* Records for this exercise
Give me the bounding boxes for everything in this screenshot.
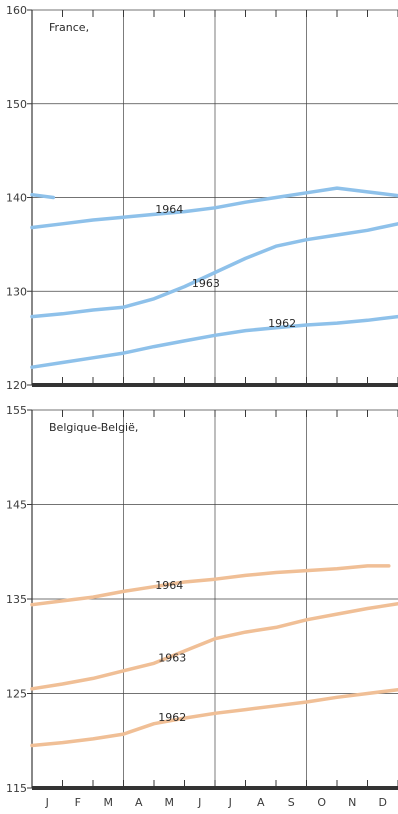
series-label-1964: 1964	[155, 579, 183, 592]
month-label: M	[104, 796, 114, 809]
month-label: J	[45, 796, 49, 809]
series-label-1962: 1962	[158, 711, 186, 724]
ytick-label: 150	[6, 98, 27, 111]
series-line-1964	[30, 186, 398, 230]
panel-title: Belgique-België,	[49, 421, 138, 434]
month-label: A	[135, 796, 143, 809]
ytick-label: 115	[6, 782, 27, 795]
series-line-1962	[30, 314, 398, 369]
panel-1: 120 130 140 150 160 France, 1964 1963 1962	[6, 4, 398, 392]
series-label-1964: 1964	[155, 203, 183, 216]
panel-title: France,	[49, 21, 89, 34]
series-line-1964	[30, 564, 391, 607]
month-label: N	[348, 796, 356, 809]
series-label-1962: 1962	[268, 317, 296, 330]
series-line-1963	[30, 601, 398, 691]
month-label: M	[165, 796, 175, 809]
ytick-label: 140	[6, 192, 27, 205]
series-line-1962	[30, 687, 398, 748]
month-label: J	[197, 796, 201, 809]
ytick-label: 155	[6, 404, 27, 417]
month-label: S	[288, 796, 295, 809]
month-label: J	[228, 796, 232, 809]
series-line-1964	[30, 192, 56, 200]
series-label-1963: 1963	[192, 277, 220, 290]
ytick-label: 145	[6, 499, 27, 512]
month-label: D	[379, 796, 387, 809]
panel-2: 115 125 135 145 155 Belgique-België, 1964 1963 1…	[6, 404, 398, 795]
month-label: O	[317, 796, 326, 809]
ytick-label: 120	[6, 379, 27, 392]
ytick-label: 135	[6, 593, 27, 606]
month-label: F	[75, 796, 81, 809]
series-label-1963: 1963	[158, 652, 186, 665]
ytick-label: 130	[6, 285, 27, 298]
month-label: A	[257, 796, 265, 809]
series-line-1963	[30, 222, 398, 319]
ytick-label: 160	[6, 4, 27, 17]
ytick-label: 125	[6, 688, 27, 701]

* Written instruction
Reproduce the listing above with every "month-label" renamed to "axis-month" and everything else unchanged. Omit the picture placeholders.

* Result of the exercise
Give me the bounding boxes for everything in this screenshot.
series-label-1964: 1964	[155, 579, 183, 592]
axis-month: M	[104, 796, 114, 809]
axis-month: J	[45, 796, 49, 809]
series-label-1962: 1962	[158, 711, 186, 724]
ytick-label: 150	[6, 98, 27, 111]
series-line-1964	[30, 186, 398, 230]
panel-title: Belgique-België,	[49, 421, 138, 434]
axis-month: A	[135, 796, 143, 809]
ytick-label: 115	[6, 782, 27, 795]
series-line-1962	[30, 314, 398, 369]
panel-1: 120 130 140 150 160 France, 1964 1963 1962	[6, 4, 398, 392]
series-label-1964: 1964	[155, 203, 183, 216]
panel-title: France,	[49, 21, 89, 34]
series-line-1964	[30, 564, 391, 607]
axis-month: N	[348, 796, 356, 809]
series-label-1962: 1962	[268, 317, 296, 330]
series-line-1963	[30, 601, 398, 691]
axis-month: M	[165, 796, 175, 809]
ytick-label: 140	[6, 192, 27, 205]
series-line-1962	[30, 687, 398, 748]
axis-month: J	[197, 796, 201, 809]
ytick-label: 155	[6, 404, 27, 417]
axis-month: S	[288, 796, 295, 809]
axis-month: J	[228, 796, 232, 809]
series-line-1964	[30, 192, 56, 200]
series-label-1963: 1963	[192, 277, 220, 290]
ytick-label: 145	[6, 499, 27, 512]
axis-month: D	[379, 796, 387, 809]
panel-2: 115 125 135 145 155 Belgique-België, 1964 1963 1…	[6, 404, 398, 795]
axis-month: O	[317, 796, 326, 809]
ytick-label: 120	[6, 379, 27, 392]
ytick-label: 135	[6, 593, 27, 606]
axis-month: F	[75, 796, 81, 809]
series-label-1963: 1963	[158, 652, 186, 665]
ytick-label: 130	[6, 285, 27, 298]
axis-month: A	[257, 796, 265, 809]
series-line-1963	[30, 222, 398, 319]
ytick-label: 160	[6, 4, 27, 17]
ytick-label: 125	[6, 688, 27, 701]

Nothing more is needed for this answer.